The data below needs to be returned exactly, line for line.

Data listing ▸

▬▬▬▬▬▬

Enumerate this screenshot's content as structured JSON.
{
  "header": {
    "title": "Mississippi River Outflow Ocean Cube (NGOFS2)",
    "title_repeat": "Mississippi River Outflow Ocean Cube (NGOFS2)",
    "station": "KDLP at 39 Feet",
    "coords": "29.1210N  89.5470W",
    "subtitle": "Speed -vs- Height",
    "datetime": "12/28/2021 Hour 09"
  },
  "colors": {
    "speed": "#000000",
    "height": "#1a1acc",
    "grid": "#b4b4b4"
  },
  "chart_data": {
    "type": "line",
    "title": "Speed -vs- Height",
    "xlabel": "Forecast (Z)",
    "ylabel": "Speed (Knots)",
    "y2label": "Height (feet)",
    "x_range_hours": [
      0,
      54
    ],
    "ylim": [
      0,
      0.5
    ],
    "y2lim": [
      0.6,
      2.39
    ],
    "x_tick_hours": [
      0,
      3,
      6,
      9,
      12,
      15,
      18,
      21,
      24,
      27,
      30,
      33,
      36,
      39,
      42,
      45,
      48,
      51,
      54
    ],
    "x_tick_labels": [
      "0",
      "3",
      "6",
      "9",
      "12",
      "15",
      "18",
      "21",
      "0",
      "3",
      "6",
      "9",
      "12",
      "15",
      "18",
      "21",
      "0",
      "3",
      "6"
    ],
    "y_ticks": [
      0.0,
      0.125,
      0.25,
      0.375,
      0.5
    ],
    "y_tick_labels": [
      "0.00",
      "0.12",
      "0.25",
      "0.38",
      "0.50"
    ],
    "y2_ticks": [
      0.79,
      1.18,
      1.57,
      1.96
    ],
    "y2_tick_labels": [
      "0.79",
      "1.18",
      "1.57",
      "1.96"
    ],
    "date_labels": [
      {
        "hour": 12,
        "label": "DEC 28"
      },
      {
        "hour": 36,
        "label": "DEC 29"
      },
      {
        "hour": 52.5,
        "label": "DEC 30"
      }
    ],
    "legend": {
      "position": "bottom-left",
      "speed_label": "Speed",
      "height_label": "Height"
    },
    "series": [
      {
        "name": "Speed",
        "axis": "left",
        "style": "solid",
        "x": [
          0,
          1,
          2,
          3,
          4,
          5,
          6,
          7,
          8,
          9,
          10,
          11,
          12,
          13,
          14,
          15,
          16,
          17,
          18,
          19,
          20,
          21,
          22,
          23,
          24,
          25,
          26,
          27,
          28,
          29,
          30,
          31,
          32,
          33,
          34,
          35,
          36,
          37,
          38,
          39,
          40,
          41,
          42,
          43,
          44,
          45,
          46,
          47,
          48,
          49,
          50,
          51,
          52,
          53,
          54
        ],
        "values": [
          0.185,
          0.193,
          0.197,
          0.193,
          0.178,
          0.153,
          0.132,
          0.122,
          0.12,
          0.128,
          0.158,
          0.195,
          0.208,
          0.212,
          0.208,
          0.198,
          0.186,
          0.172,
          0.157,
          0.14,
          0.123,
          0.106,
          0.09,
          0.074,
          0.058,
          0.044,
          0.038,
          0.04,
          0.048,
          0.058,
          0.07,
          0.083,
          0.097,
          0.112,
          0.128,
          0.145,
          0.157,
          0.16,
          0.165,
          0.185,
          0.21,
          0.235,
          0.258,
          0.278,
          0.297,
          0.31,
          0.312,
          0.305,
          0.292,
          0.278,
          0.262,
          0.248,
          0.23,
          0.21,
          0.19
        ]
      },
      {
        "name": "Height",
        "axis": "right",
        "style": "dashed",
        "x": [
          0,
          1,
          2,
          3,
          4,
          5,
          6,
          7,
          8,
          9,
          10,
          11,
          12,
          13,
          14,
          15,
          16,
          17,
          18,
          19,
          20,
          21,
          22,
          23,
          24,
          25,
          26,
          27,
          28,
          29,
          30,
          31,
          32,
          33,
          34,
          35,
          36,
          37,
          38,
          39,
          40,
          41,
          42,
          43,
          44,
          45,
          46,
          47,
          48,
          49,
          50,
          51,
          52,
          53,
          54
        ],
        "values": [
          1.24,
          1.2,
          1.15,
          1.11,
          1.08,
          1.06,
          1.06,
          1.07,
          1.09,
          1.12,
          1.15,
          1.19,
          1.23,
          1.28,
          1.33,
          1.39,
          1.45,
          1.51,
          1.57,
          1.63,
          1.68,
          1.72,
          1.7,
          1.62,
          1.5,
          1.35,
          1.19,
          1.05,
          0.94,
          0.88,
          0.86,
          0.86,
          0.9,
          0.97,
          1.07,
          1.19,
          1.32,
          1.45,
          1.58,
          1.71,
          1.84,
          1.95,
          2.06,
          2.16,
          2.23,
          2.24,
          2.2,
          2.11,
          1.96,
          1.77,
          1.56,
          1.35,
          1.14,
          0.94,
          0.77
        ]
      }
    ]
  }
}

▬▬▬▬▬▬

Task response ▸
Enumerate this screenshot's content as structured JSON.
{
  "header": {
    "title": "Mississippi River Outflow Ocean Cube (NGOFS2)",
    "title_repeat": "Mississippi River Outflow Ocean Cube (NGOFS2)",
    "station": "KDLP at 39 Feet",
    "coords": "29.1210N  89.5470W",
    "subtitle": "Speed -vs- Height",
    "datetime": "12/28/2021 Hour 09"
  },
  "colors": {
    "speed": "#000000",
    "height": "#1a1acc",
    "grid": "#b4b4b4"
  },
  "chart_data": {
    "type": "line",
    "title": "Speed -vs- Height",
    "xlabel": "Forecast (Z)",
    "ylabel": "Speed (Knots)",
    "y2label": "Height (feet)",
    "x_range_hours": [
      0,
      54
    ],
    "ylim": [
      0,
      0.5
    ],
    "y2lim": [
      0.6,
      2.39
    ],
    "x_tick_hours": [
      0,
      3,
      6,
      9,
      12,
      15,
      18,
      21,
      24,
      27,
      30,
      33,
      36,
      39,
      42,
      45,
      48,
      51,
      54
    ],
    "x_tick_labels": [
      "0",
      "3",
      "6",
      "9",
      "12",
      "15",
      "18",
      "21",
      "0",
      "3",
      "6",
      "9",
      "12",
      "15",
      "18",
      "21",
      "0",
      "3",
      "6"
    ],
    "y_ticks": [
      0.0,
      0.125,
      0.25,
      0.375,
      0.5
    ],
    "y_tick_labels": [
      "0.00",
      "0.12",
      "0.25",
      "0.38",
      "0.50"
    ],
    "y2_ticks": [
      0.79,
      1.18,
      1.57,
      1.96
    ],
    "y2_tick_labels": [
      "0.79",
      "1.18",
      "1.57",
      "1.96"
    ],
    "date_labels": [
      {
        "hour": 12,
        "label": "DEC 28"
      },
      {
        "hour": 36,
        "label": "DEC 29"
      },
      {
        "hour": 52.5,
        "label": "DEC 30"
      }
    ],
    "legend": {
      "position": "bottom-left",
      "speed_label": "Speed",
      "height_label": "Height"
    },
    "series": [
      {
        "name": "Speed",
        "axis": "left",
        "style": "solid",
        "x": [
          0,
          1,
          2,
          3,
          4,
          5,
          6,
          7,
          8,
          9,
          10,
          11,
          12,
          13,
          14,
          15,
          16,
          17,
          18,
          19,
          20,
          21,
          22,
          23,
          24,
          25,
          26,
          27,
          28,
          29,
          30,
          31,
          32,
          33,
          34,
          35,
          36,
          37,
          38,
          39,
          40,
          41,
          42,
          43,
          44,
          45,
          46,
          47,
          48,
          49,
          50,
          51,
          52,
          53,
          54
        ],
        "values": [
          0.185,
          0.193,
          0.197,
          0.193,
          0.178,
          0.153,
          0.132,
          0.122,
          0.12,
          0.128,
          0.158,
          0.195,
          0.208,
          0.212,
          0.208,
          0.198,
          0.186,
          0.172,
          0.157,
          0.14,
          0.123,
          0.106,
          0.09,
          0.074,
          0.058,
          0.044,
          0.038,
          0.04,
          0.048,
          0.058,
          0.07,
          0.083,
          0.097,
          0.112,
          0.128,
          0.145,
          0.157,
          0.16,
          0.165,
          0.185,
          0.21,
          0.235,
          0.258,
          0.278,
          0.297,
          0.31,
          0.312,
          0.305,
          0.292,
          0.278,
          0.262,
          0.248,
          0.23,
          0.21,
          0.19
        ]
      },
      {
        "name": "Height",
        "axis": "right",
        "style": "dashed",
        "x": [
          0,
          1,
          2,
          3,
          4,
          5,
          6,
          7,
          8,
          9,
          10,
          11,
          12,
          13,
          14,
          15,
          16,
          17,
          18,
          19,
          20,
          21,
          22,
          23,
          24,
          25,
          26,
          27,
          28,
          29,
          30,
          31,
          32,
          33,
          34,
          35,
          36,
          37,
          38,
          39,
          40,
          41,
          42,
          43,
          44,
          45,
          46,
          47,
          48,
          49,
          50,
          51,
          52,
          53,
          54
        ],
        "values": [
          1.24,
          1.2,
          1.15,
          1.11,
          1.08,
          1.06,
          1.06,
          1.07,
          1.09,
          1.12,
          1.15,
          1.19,
          1.23,
          1.28,
          1.33,
          1.39,
          1.45,
          1.51,
          1.57,
          1.63,
          1.68,
          1.72,
          1.7,
          1.62,
          1.5,
          1.35,
          1.19,
          1.05,
          0.94,
          0.88,
          0.86,
          0.86,
          0.9,
          0.97,
          1.07,
          1.19,
          1.32,
          1.45,
          1.58,
          1.71,
          1.84,
          1.95,
          2.06,
          2.16,
          2.23,
          2.24,
          2.2,
          2.11,
          1.96,
          1.77,
          1.56,
          1.35,
          1.14,
          0.94,
          0.77
        ]
      }
    ]
  }
}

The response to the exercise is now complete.